--- Written task ---
Each record is to be printed again precisely as it reads.

Records about charts and figures
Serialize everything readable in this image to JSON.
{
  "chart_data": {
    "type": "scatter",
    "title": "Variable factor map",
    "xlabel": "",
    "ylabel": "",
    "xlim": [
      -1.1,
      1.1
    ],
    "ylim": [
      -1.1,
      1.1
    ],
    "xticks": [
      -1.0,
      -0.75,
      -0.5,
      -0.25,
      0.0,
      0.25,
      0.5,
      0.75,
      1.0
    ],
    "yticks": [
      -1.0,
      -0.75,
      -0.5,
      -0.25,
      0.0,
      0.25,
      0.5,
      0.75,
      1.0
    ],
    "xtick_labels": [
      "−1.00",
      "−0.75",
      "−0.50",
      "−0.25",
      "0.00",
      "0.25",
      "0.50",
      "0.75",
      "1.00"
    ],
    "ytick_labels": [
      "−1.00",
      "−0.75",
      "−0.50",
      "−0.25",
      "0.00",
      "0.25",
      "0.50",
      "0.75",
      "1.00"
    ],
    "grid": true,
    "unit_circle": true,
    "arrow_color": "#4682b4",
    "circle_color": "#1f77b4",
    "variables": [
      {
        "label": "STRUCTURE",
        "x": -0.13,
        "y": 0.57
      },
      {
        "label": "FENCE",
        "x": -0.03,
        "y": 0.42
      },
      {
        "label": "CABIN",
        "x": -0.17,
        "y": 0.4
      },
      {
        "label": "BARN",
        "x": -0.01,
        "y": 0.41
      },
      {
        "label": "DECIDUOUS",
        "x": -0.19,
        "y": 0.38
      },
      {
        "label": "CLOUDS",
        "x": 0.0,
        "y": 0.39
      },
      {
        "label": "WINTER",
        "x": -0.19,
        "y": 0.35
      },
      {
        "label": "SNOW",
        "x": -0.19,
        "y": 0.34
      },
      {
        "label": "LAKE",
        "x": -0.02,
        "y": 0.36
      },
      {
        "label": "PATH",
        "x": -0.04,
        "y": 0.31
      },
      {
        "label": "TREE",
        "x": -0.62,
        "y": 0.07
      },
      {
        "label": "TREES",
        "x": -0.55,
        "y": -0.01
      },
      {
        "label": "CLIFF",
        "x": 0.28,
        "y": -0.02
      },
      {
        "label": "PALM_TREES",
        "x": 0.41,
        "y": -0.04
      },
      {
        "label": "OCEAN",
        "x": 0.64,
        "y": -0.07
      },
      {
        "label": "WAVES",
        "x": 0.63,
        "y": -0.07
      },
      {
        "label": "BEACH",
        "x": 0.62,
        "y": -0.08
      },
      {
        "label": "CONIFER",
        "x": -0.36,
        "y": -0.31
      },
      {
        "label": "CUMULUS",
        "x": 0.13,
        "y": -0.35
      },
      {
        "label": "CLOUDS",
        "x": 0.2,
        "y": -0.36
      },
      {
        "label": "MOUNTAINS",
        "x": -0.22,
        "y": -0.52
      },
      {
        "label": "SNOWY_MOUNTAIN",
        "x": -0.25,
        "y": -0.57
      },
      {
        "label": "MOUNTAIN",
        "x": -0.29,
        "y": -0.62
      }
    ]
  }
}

--- Correct result ---
Serialize everything readable in this image to JSON.
{
  "chart_data": {
    "type": "scatter",
    "title": "Variable factor map",
    "xlabel": "",
    "ylabel": "",
    "xlim": [
      -1.1,
      1.1
    ],
    "ylim": [
      -1.1,
      1.1
    ],
    "xticks": [
      -1.0,
      -0.75,
      -0.5,
      -0.25,
      0.0,
      0.25,
      0.5,
      0.75,
      1.0
    ],
    "yticks": [
      -1.0,
      -0.75,
      -0.5,
      -0.25,
      0.0,
      0.25,
      0.5,
      0.75,
      1.0
    ],
    "xtick_labels": [
      "−1.00",
      "−0.75",
      "−0.50",
      "−0.25",
      "0.00",
      "0.25",
      "0.50",
      "0.75",
      "1.00"
    ],
    "ytick_labels": [
      "−1.00",
      "−0.75",
      "−0.50",
      "−0.25",
      "0.00",
      "0.25",
      "0.50",
      "0.75",
      "1.00"
    ],
    "grid": true,
    "unit_circle": true,
    "arrow_color": "#4682b4",
    "circle_color": "#1f77b4",
    "variables": [
      {
        "label": "STRUCTURE",
        "x": -0.13,
        "y": 0.57
      },
      {
        "label": "FENCE",
        "x": -0.03,
        "y": 0.42
      },
      {
        "label": "CABIN",
        "x": -0.17,
        "y": 0.4
      },
      {
        "label": "BARN",
        "x": -0.01,
        "y": 0.41
      },
      {
        "label": "DECIDUOUS",
        "x": -0.19,
        "y": 0.38
      },
      {
        "label": "CLOUDS",
        "x": 0.0,
        "y": 0.39
      },
      {
        "label": "WINTER",
        "x": -0.19,
        "y": 0.35
      },
      {
        "label": "SNOW",
        "x": -0.19,
        "y": 0.34
      },
      {
        "label": "LAKE",
        "x": -0.02,
        "y": 0.36
      },
      {
        "label": "PATH",
        "x": -0.04,
        "y": 0.31
      },
      {
        "label": "TREE",
        "x": -0.62,
        "y": 0.07
      },
      {
        "label": "TREES",
        "x": -0.55,
        "y": -0.01
      },
      {
        "label": "CLIFF",
        "x": 0.28,
        "y": -0.02
      },
      {
        "label": "PALM_TREES",
        "x": 0.41,
        "y": -0.04
      },
      {
        "label": "OCEAN",
        "x": 0.64,
        "y": -0.07
      },
      {
        "label": "WAVES",
        "x": 0.63,
        "y": -0.07
      },
      {
        "label": "BEACH",
        "x": 0.62,
        "y": -0.08
      },
      {
        "label": "CONIFER",
        "x": -0.36,
        "y": -0.31
      },
      {
        "label": "CUMULUS",
        "x": 0.13,
        "y": -0.35
      },
      {
        "label": "CLOUDS",
        "x": 0.2,
        "y": -0.36
      },
      {
        "label": "MOUNTAINS",
        "x": -0.22,
        "y": -0.52
      },
      {
        "label": "SNOWY_MOUNTAIN",
        "x": -0.25,
        "y": -0.57
      },
      {
        "label": "MOUNTAIN",
        "x": -0.29,
        "y": -0.62
      }
    ]
  }
}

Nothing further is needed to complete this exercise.